[Records about charts and figures]
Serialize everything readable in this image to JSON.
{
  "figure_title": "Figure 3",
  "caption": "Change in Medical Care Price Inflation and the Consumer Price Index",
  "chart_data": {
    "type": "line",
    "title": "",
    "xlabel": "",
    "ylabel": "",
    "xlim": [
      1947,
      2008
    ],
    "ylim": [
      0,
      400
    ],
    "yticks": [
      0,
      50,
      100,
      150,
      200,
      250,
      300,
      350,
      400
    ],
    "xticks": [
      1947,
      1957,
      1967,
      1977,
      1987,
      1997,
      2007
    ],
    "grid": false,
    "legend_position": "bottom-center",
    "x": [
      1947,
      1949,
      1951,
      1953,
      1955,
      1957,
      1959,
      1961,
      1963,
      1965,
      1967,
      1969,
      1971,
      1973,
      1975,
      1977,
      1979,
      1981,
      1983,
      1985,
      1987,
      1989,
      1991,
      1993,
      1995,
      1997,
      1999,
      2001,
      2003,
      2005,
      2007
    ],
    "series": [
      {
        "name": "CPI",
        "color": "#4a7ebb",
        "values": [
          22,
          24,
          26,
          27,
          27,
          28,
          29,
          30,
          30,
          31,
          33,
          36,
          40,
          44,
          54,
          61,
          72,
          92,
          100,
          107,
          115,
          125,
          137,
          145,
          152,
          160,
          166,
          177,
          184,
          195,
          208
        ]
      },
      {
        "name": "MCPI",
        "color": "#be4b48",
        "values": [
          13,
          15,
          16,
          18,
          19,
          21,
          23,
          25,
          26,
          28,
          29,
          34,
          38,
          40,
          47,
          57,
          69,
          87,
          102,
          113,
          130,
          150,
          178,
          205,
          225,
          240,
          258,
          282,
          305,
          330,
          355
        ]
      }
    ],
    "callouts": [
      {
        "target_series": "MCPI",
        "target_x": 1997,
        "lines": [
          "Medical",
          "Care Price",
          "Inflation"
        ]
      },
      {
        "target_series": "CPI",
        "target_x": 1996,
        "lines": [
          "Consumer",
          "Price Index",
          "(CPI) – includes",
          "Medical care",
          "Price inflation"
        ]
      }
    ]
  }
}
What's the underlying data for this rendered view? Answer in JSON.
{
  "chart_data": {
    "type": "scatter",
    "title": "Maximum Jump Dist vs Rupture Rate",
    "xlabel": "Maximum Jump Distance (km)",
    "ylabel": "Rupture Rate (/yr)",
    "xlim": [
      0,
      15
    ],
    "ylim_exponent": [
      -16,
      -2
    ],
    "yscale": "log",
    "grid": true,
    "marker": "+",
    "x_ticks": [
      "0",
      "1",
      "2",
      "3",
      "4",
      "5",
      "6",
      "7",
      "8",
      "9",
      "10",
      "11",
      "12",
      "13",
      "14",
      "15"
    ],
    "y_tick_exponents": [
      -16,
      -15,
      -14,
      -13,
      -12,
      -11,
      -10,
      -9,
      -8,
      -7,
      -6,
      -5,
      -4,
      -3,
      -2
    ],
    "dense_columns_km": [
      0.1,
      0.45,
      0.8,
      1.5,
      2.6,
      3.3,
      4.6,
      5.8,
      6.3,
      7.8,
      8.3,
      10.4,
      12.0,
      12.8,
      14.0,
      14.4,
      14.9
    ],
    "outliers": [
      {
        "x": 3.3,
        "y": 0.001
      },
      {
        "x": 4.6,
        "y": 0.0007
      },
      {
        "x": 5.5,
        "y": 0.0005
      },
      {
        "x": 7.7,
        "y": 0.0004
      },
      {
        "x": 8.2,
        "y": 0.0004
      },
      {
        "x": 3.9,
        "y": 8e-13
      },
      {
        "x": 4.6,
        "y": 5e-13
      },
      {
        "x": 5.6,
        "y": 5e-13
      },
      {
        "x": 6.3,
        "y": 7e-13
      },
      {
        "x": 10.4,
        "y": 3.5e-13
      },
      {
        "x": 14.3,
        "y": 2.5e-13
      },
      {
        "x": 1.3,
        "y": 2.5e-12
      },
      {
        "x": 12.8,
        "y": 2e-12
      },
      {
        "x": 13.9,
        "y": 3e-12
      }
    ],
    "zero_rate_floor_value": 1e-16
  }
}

* * *

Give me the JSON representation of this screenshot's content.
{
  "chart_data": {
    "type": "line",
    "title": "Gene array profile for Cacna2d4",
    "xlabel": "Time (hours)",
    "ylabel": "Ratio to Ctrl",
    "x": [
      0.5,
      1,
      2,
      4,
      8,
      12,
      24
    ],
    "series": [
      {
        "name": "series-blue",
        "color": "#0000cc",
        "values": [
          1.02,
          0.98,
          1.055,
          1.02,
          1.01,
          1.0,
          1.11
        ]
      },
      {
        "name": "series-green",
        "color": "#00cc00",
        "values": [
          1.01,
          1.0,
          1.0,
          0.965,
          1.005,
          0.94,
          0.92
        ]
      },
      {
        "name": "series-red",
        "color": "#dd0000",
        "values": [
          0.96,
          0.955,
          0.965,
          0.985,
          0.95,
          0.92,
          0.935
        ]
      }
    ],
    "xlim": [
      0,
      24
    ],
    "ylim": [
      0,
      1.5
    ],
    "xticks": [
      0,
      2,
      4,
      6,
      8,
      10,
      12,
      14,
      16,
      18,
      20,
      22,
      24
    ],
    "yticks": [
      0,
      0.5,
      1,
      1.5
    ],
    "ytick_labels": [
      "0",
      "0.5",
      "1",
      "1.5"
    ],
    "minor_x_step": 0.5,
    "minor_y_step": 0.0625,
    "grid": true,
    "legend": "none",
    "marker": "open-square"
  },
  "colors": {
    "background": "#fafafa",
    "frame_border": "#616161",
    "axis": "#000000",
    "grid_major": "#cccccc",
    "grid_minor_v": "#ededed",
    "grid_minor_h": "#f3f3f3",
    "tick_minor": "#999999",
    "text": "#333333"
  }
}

...

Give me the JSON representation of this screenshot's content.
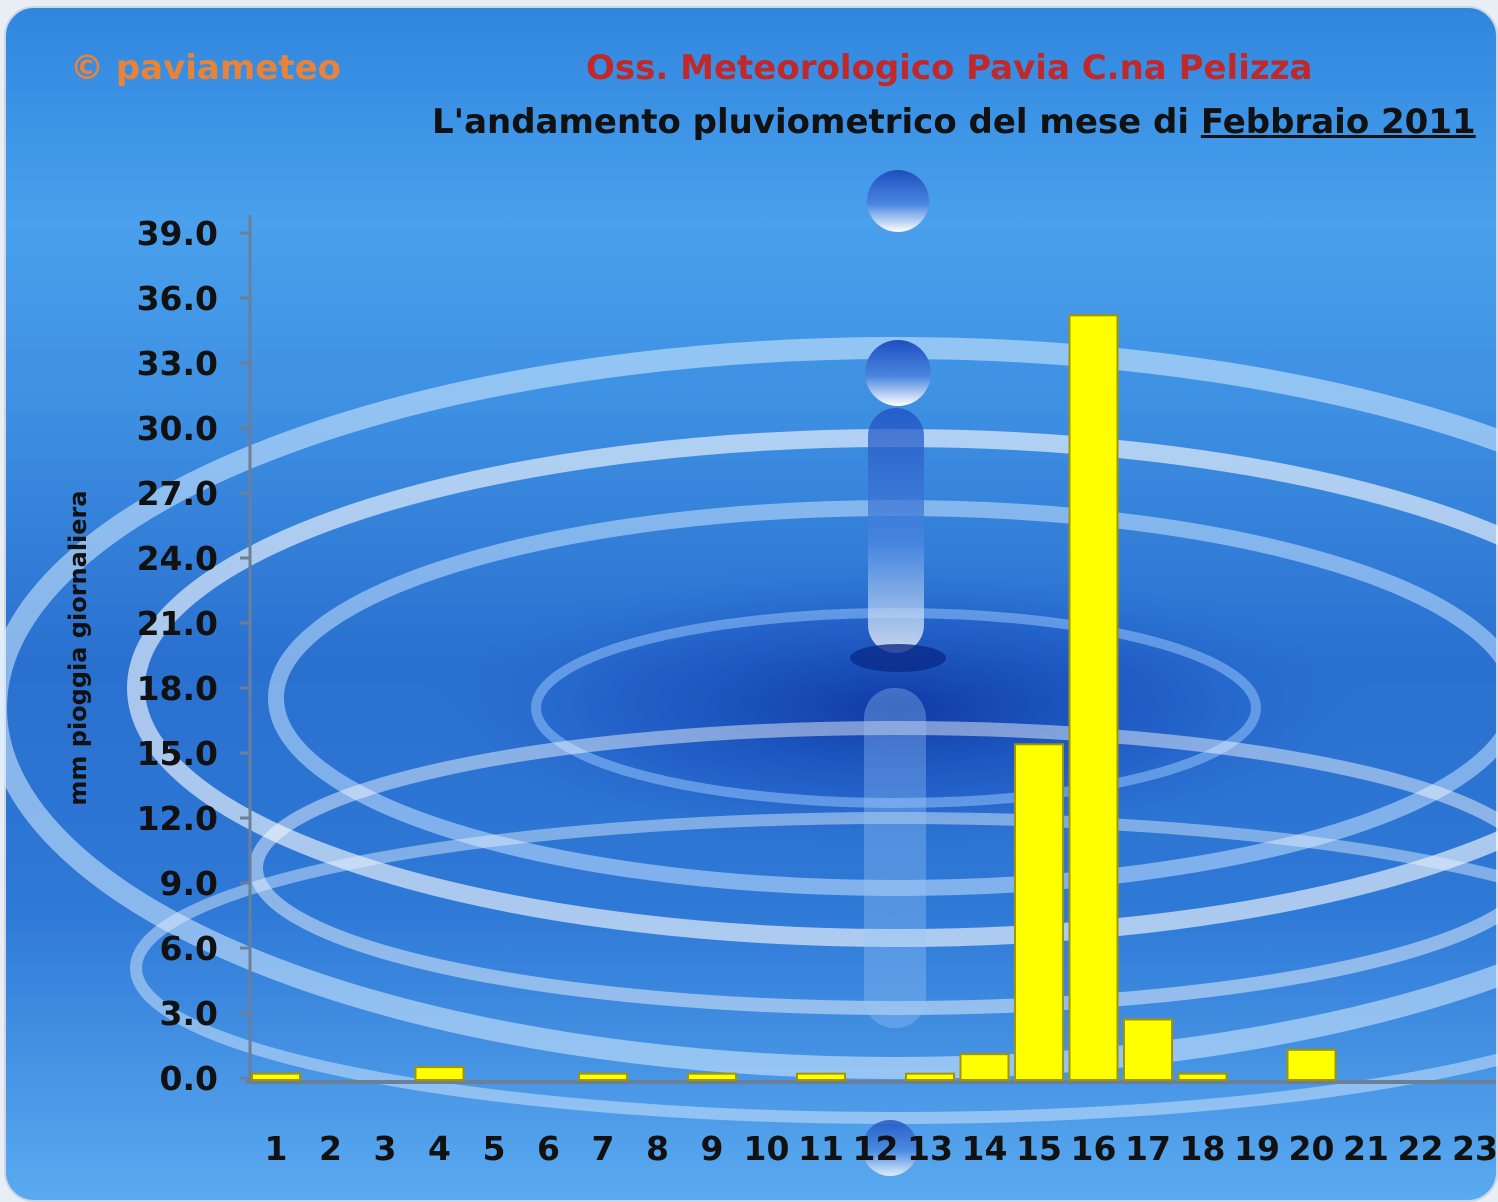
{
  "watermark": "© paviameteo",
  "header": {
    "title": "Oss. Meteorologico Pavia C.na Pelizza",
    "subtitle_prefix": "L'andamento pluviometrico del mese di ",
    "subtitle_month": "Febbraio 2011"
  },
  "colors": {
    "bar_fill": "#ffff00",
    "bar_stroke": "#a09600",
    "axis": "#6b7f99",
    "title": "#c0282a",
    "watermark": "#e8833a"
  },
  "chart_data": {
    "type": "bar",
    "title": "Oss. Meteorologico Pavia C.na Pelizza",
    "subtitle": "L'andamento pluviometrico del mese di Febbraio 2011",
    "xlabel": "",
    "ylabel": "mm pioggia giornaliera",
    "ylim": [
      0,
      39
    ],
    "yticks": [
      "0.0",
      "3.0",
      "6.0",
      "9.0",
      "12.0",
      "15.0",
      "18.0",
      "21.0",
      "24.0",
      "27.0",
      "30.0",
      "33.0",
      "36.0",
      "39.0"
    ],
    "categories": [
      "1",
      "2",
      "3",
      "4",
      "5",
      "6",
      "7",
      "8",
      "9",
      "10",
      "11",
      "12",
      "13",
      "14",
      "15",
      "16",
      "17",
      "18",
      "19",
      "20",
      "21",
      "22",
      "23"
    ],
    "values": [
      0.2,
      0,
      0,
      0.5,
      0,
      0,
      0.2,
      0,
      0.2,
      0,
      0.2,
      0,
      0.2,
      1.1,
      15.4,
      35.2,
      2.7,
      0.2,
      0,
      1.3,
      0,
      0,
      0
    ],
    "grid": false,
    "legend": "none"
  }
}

Short exercise ▸ In the listing, find every line containing the word "type" and list it.

Exercise result ▸
    "type": "line",
    "type": "scatter",
    "type": "line",
    "type": "bar",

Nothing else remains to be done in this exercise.